### Records supplied:
>> start
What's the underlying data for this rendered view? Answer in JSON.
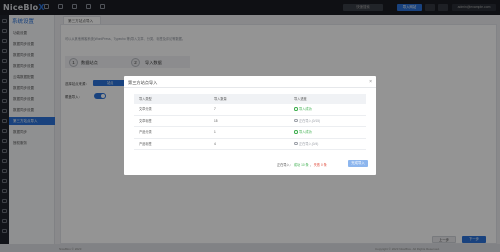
{
  "app": {
    "logo_main": "NiceBlo",
    "logo_accent": "X"
  },
  "topbar": {
    "search_label": "快速搜索",
    "import_label": "导入网站",
    "user_label": "admin@example.com",
    "icons": [
      "monitor-icon",
      "box-icon",
      "refresh-icon",
      "link-icon",
      "edit-icon"
    ]
  },
  "rail_icons": [
    "home-icon",
    "grid-icon",
    "list-icon",
    "chart-icon",
    "cloud-icon",
    "user-icon",
    "flag-icon",
    "lock-icon",
    "tag-icon",
    "folder-icon",
    "mail-icon",
    "gear-icon",
    "shield-icon",
    "key-icon",
    "box-icon",
    "link-icon",
    "star-icon",
    "clock-icon",
    "bell-icon",
    "doc-icon",
    "tool-icon",
    "info-icon"
  ],
  "sidemenu": {
    "title": "系统设置",
    "items": [
      {
        "label": "功能设置",
        "active": false
      },
      {
        "label": "数据同步设置",
        "active": false
      },
      {
        "label": "数据同步设置",
        "active": false
      },
      {
        "label": "数据同步设置",
        "active": false
      },
      {
        "label": "云端数据配置",
        "active": false
      },
      {
        "label": "数据同步设置",
        "active": false
      },
      {
        "label": "数据同步设置",
        "active": false
      },
      {
        "label": "数据同步设置",
        "active": false
      },
      {
        "label": "第三方站点导入",
        "active": true
      },
      {
        "label": "数据同步",
        "active": false
      },
      {
        "label": "授权服务",
        "active": false
      }
    ]
  },
  "content": {
    "tab_label": "第三方站点导入",
    "hint": "可以从其他博客系统(WordPress、Typecho 等)导入文章、分类、标签及评论等数据。",
    "step1_num": "1",
    "step1_label": "数据站点",
    "step2_num": "2",
    "step2_label": "导入数据",
    "form_label_1": "选择站点来源：",
    "form_value_1": "站点",
    "form_label_2": "覆盖导入：",
    "prev_label": "上一步",
    "next_label": "下一步"
  },
  "footer": {
    "left": "NiceBlox © 2023",
    "right": "Copyright © 2023 NiceBlox. All Rights Reserved."
  },
  "modal": {
    "title": "第三方站点导入",
    "columns": [
      "导入类型",
      "导入数量",
      "导入进度"
    ],
    "rows": [
      {
        "type": "文章分类",
        "count": "7",
        "status": "导入成功",
        "state": "ok"
      },
      {
        "type": "文章标签",
        "count": "15",
        "status": "正在导入(0/15)",
        "state": "pending"
      },
      {
        "type": "产品分类",
        "count": "1",
        "status": "导入成功",
        "state": "ok"
      },
      {
        "type": "产品标签",
        "count": "4",
        "status": "正在导入(0/4)",
        "state": "pending"
      }
    ],
    "summary_prefix": "正在导入：",
    "summary_success": "成功 10 条",
    "summary_fail": "失败 0 条",
    "confirm_label": "完成导入"
  },
  "colors": {
    "accent": "#2b73d9",
    "success": "#3cae4d",
    "danger": "#e04a3a",
    "topbar": "#1a1d24"
  }
}
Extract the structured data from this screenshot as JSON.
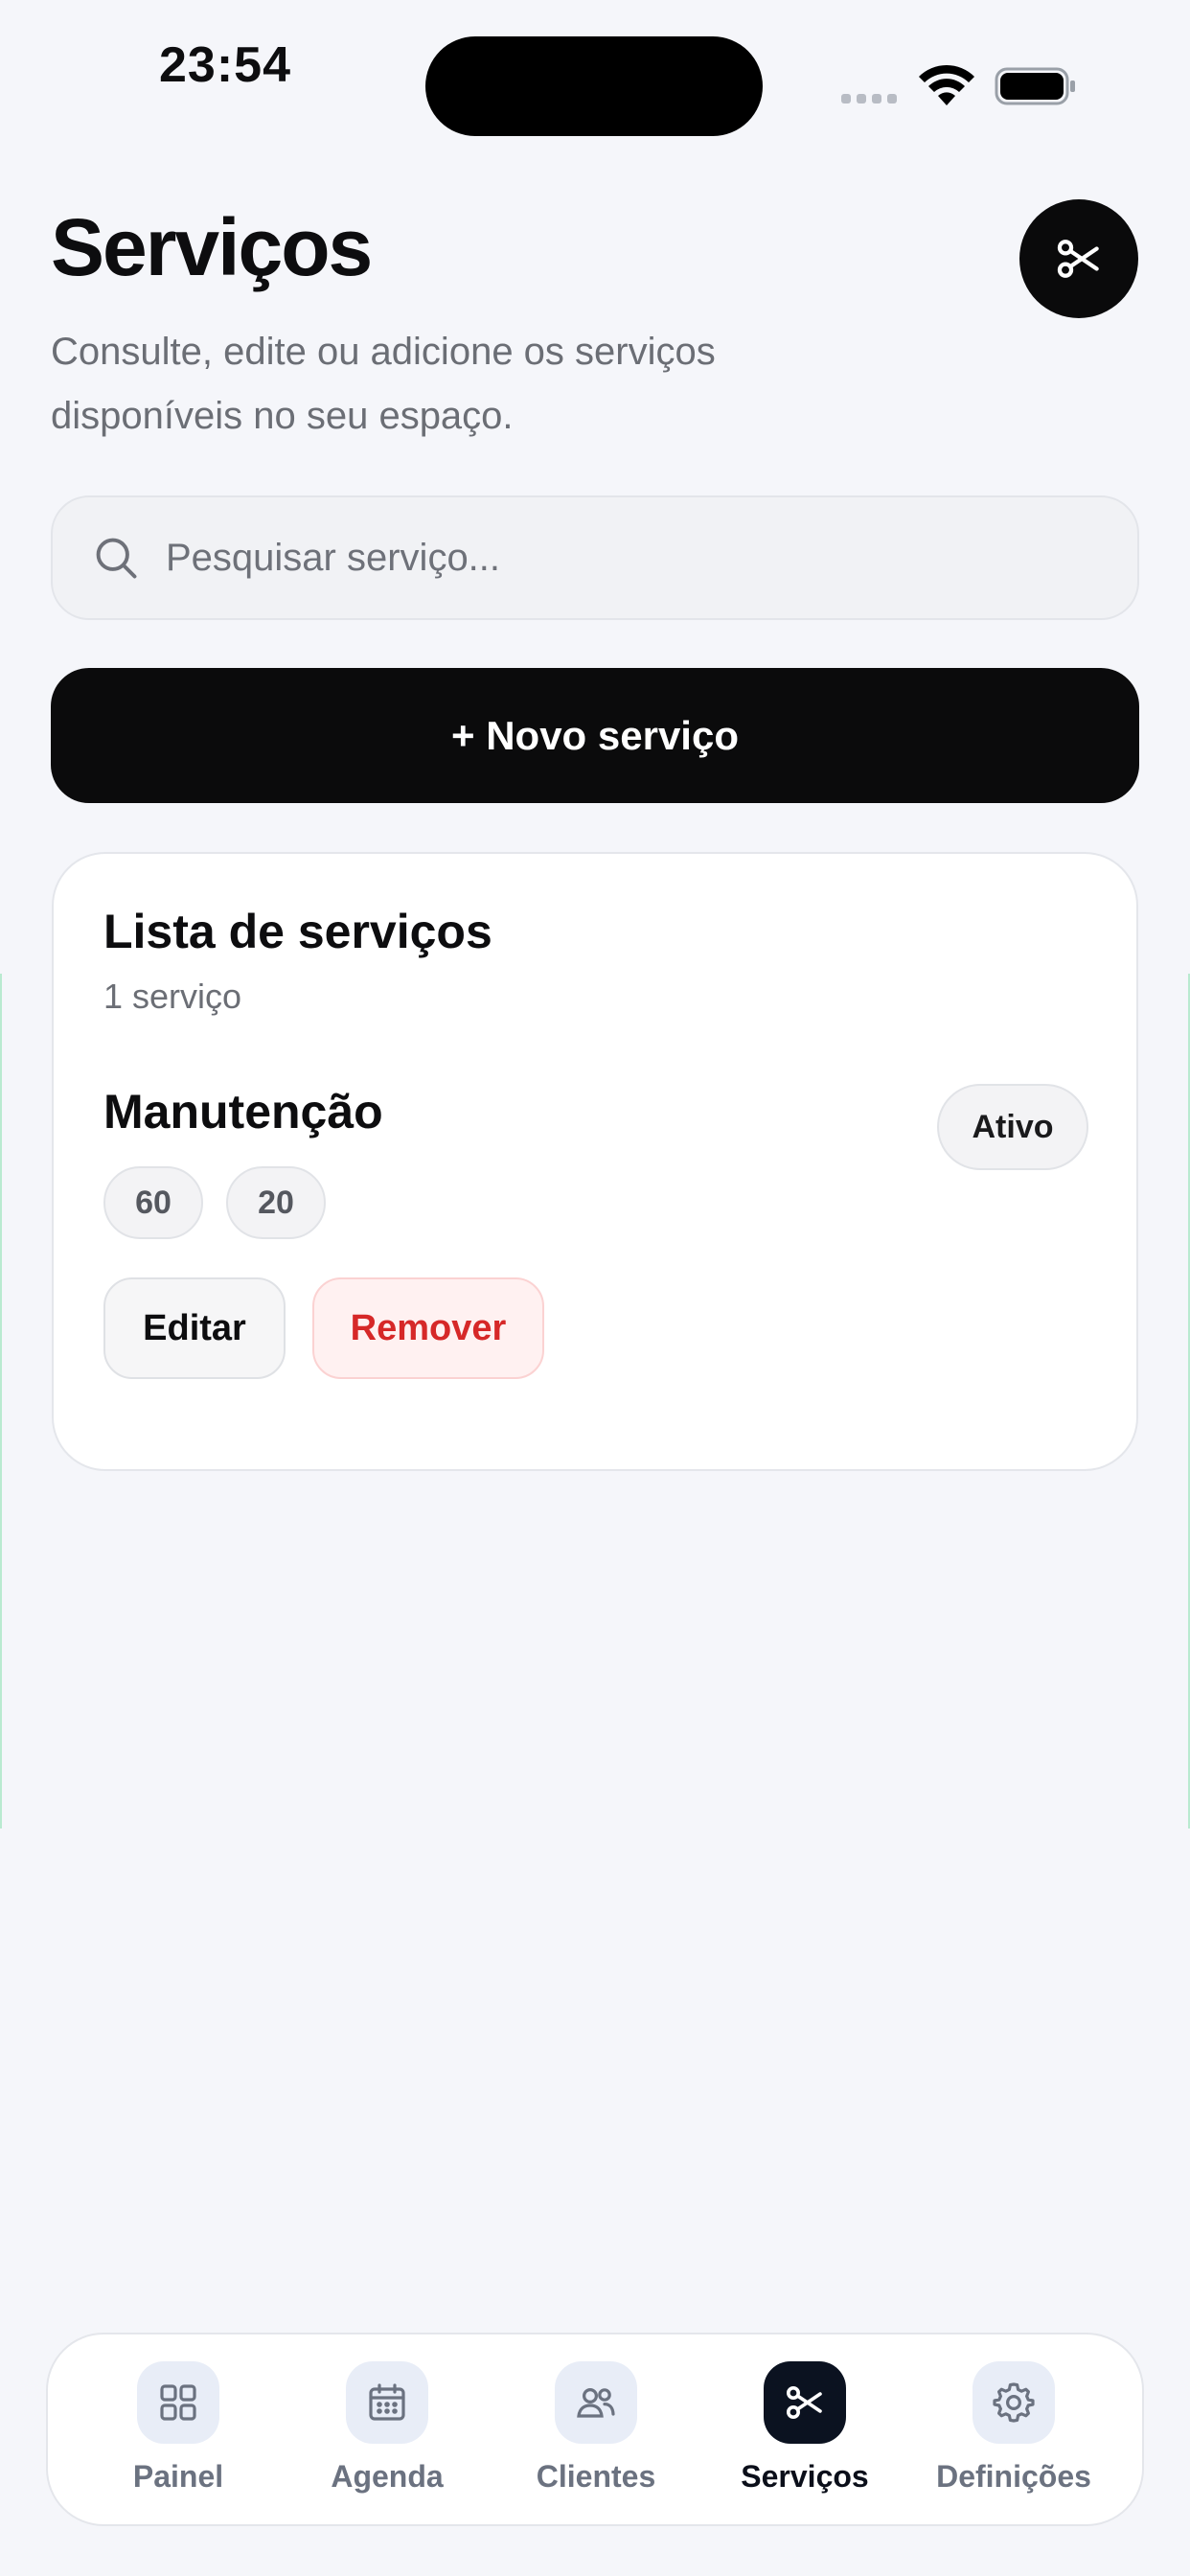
{
  "status_bar": {
    "time": "23:54"
  },
  "header": {
    "title": "Serviços",
    "subtitle": "Consulte, edite ou adicione os serviços disponíveis no seu espaço.",
    "action_icon": "scissors-icon"
  },
  "search": {
    "placeholder": "Pesquisar serviço...",
    "value": ""
  },
  "new_button": {
    "label": "+ Novo serviço"
  },
  "services_card": {
    "title": "Lista de serviços",
    "count_label": "1 serviço",
    "items": [
      {
        "name": "Manutenção",
        "status": "Ativo",
        "chips": [
          "60",
          "20"
        ],
        "edit_label": "Editar",
        "remove_label": "Remover"
      }
    ]
  },
  "tabbar": {
    "active": "Serviços",
    "items": [
      {
        "label": "Painel",
        "icon": "grid-icon"
      },
      {
        "label": "Agenda",
        "icon": "calendar-icon"
      },
      {
        "label": "Clientes",
        "icon": "users-icon"
      },
      {
        "label": "Serviços",
        "icon": "scissors-icon"
      },
      {
        "label": "Definições",
        "icon": "gear-icon"
      }
    ]
  },
  "colors": {
    "background": "#f5f6fa",
    "primary": "#0b0b0c",
    "danger": "#d62828",
    "muted_text": "#6b6e75"
  }
}
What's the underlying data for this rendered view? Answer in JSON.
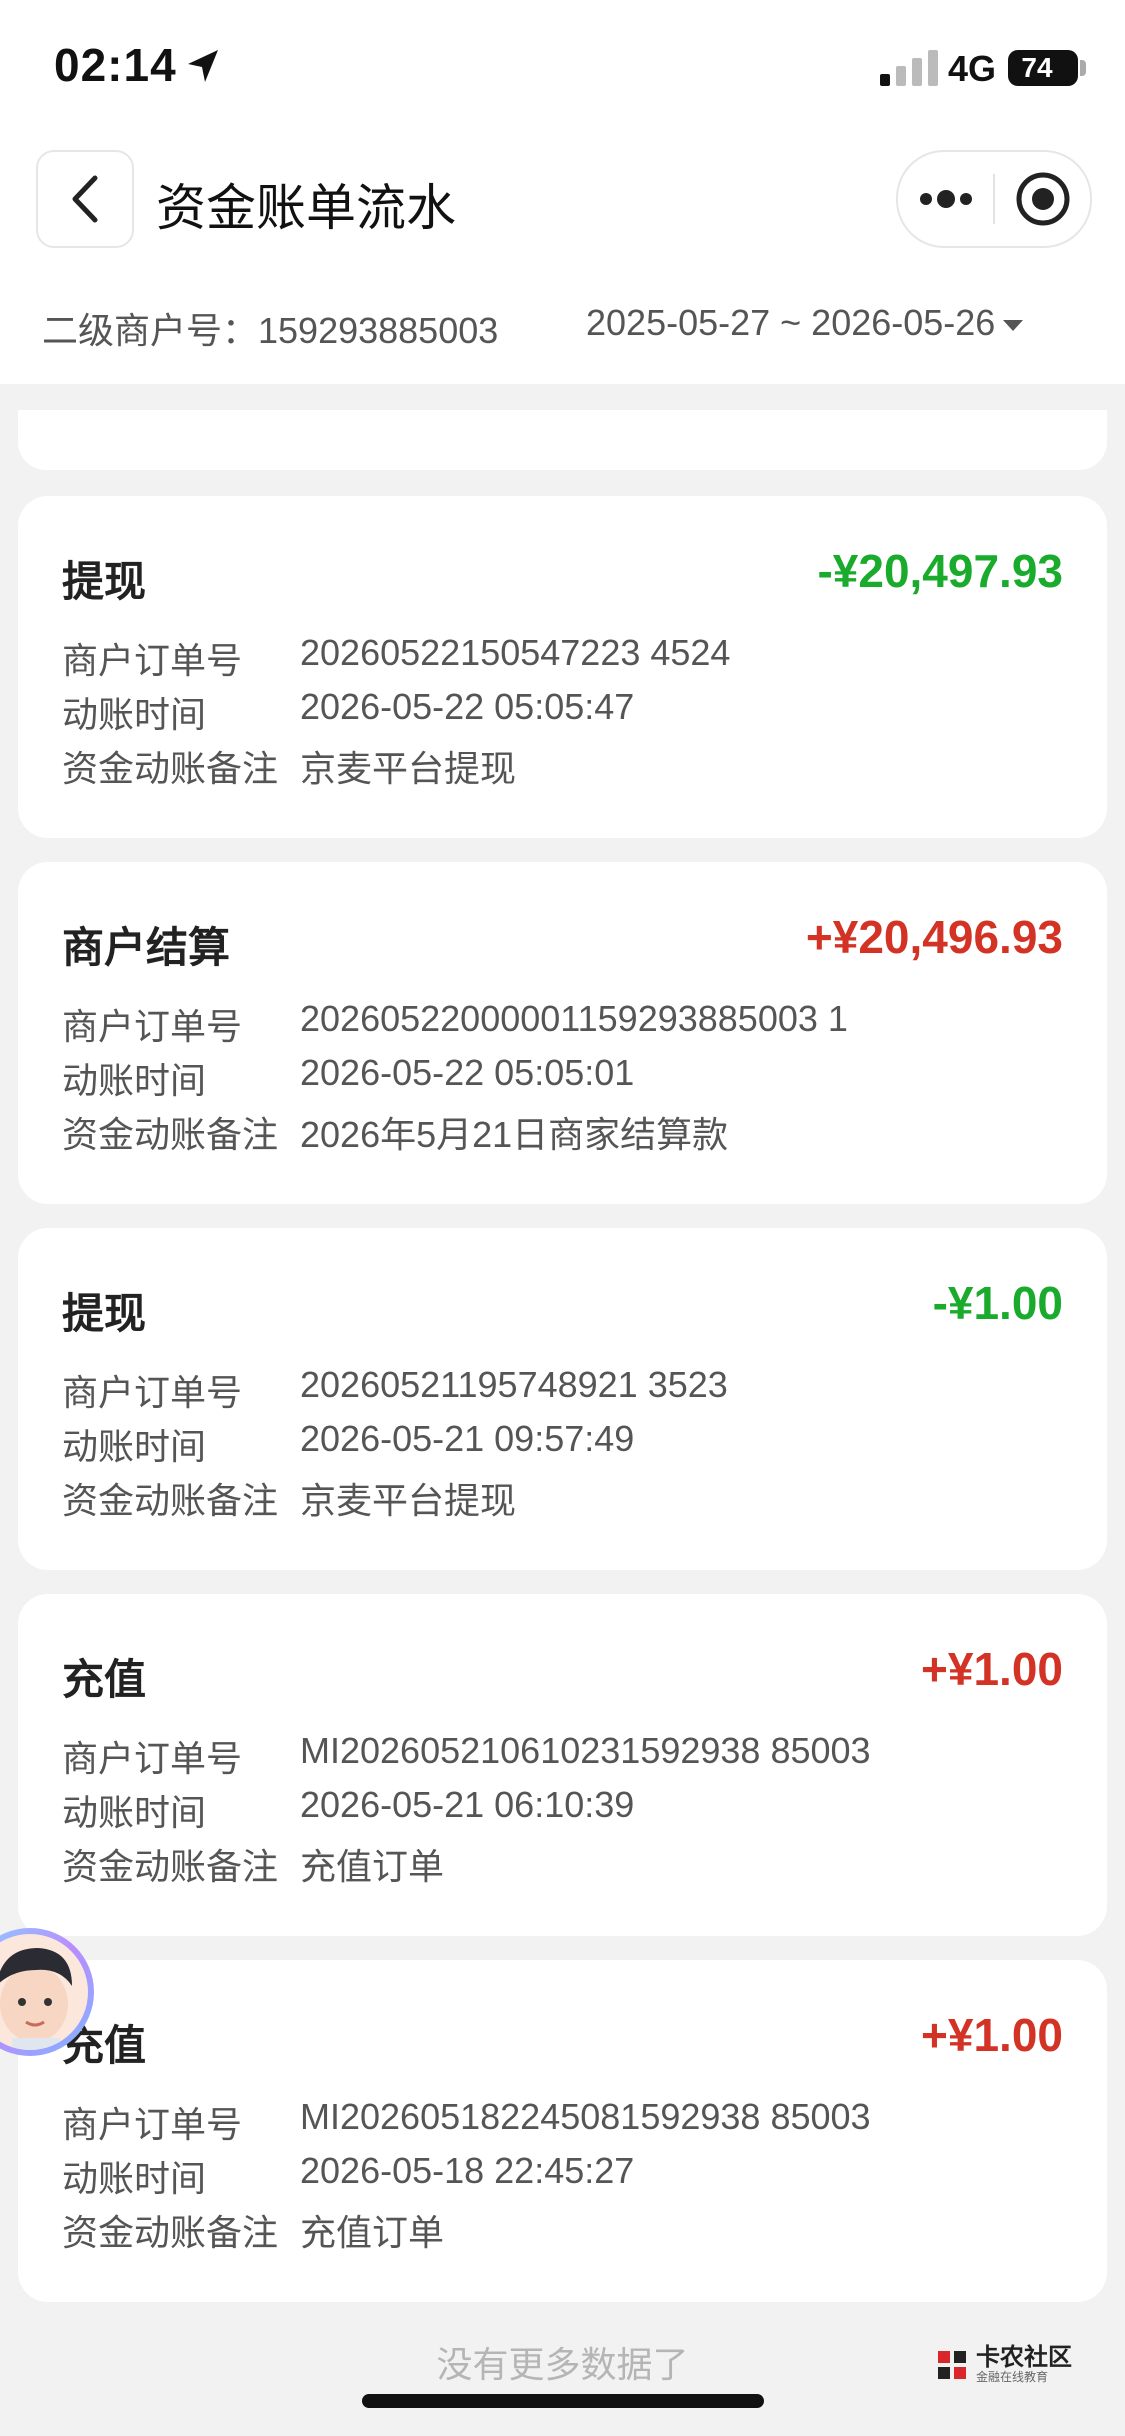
>> end
### Exercise instructions:
Copy the whole of the material above exactly, but not its images.

### Final answer:
What's the underlying data for this rendered view? Answer in JSON.
{
  "app": {
    "logo_main": "NiceBlo",
    "logo_accent": "X"
  },
  "topbar": {
    "search_label": "快速搜索",
    "import_label": "导入网站",
    "user_label": "admin@example.com",
    "icons": [
      "monitor-icon",
      "box-icon",
      "refresh-icon",
      "link-icon",
      "edit-icon"
    ]
  },
  "rail_icons": [
    "home-icon",
    "grid-icon",
    "list-icon",
    "chart-icon",
    "cloud-icon",
    "user-icon",
    "flag-icon",
    "lock-icon",
    "tag-icon",
    "folder-icon",
    "mail-icon",
    "gear-icon",
    "shield-icon",
    "key-icon",
    "box-icon",
    "link-icon",
    "star-icon",
    "clock-icon",
    "bell-icon",
    "doc-icon",
    "tool-icon",
    "info-icon"
  ],
  "sidemenu": {
    "title": "系统设置",
    "items": [
      {
        "label": "功能设置",
        "active": false
      },
      {
        "label": "数据同步设置",
        "active": false
      },
      {
        "label": "数据同步设置",
        "active": false
      },
      {
        "label": "数据同步设置",
        "active": false
      },
      {
        "label": "云端数据配置",
        "active": false
      },
      {
        "label": "数据同步设置",
        "active": false
      },
      {
        "label": "数据同步设置",
        "active": false
      },
      {
        "label": "数据同步设置",
        "active": false
      },
      {
        "label": "第三方站点导入",
        "active": true
      },
      {
        "label": "数据同步",
        "active": false
      },
      {
        "label": "授权服务",
        "active": false
      }
    ]
  },
  "content": {
    "tab_label": "第三方站点导入",
    "hint": "可以从其他博客系统(WordPress、Typecho 等)导入文章、分类、标签及评论等数据。",
    "step1_num": "1",
    "step1_label": "数据站点",
    "step2_num": "2",
    "step2_label": "导入数据",
    "form_label_1": "选择站点来源：",
    "form_value_1": "站点",
    "form_label_2": "覆盖导入：",
    "prev_label": "上一步",
    "next_label": "下一步"
  },
  "footer": {
    "left": "NiceBlox © 2023",
    "right": "Copyright © 2023 NiceBlox. All Rights Reserved."
  },
  "modal": {
    "title": "第三方站点导入",
    "columns": [
      "导入类型",
      "导入数量",
      "导入进度"
    ],
    "rows": [
      {
        "type": "文章分类",
        "count": "7",
        "status": "导入成功",
        "state": "ok"
      },
      {
        "type": "文章标签",
        "count": "15",
        "status": "正在导入(0/15)",
        "state": "pending"
      },
      {
        "type": "产品分类",
        "count": "1",
        "status": "导入成功",
        "state": "ok"
      },
      {
        "type": "产品标签",
        "count": "4",
        "status": "正在导入(0/4)",
        "state": "pending"
      }
    ],
    "summary_prefix": "正在导入：",
    "summary_success": "成功 10 条",
    "summary_fail": "失败 0 条",
    "confirm_label": "完成导入"
  },
  "colors": {
    "accent": "#2b73d9",
    "success": "#3cae4d",
    "danger": "#e04a3a",
    "topbar": "#1a1d24"
  }
}
Extract the structured data from this screenshot as JSON.
{
  "status_bar": {
    "time": "23:54"
  },
  "header": {
    "title": "Serviços",
    "subtitle": "Consulte, edite ou adicione os serviços disponíveis no seu espaço.",
    "action_icon": "scissors-icon"
  },
  "search": {
    "placeholder": "Pesquisar serviço...",
    "value": ""
  },
  "new_button": {
    "label": "+ Novo serviço"
  },
  "services_card": {
    "title": "Lista de serviços",
    "count_label": "1 serviço",
    "items": [
      {
        "name": "Manutenção",
        "status": "Ativo",
        "chips": [
          "60",
          "20"
        ],
        "edit_label": "Editar",
        "remove_label": "Remover"
      }
    ]
  },
  "tabbar": {
    "active": "Serviços",
    "items": [
      {
        "label": "Painel",
        "icon": "grid-icon"
      },
      {
        "label": "Agenda",
        "icon": "calendar-icon"
      },
      {
        "label": "Clientes",
        "icon": "users-icon"
      },
      {
        "label": "Serviços",
        "icon": "scissors-icon"
      },
      {
        "label": "Definições",
        "icon": "gear-icon"
      }
    ]
  },
  "colors": {
    "background": "#f5f6fa",
    "primary": "#0b0b0c",
    "danger": "#d62828",
    "muted_text": "#6b6e75"
  }
}
What's the underlying data for this rendered view? Answer in JSON.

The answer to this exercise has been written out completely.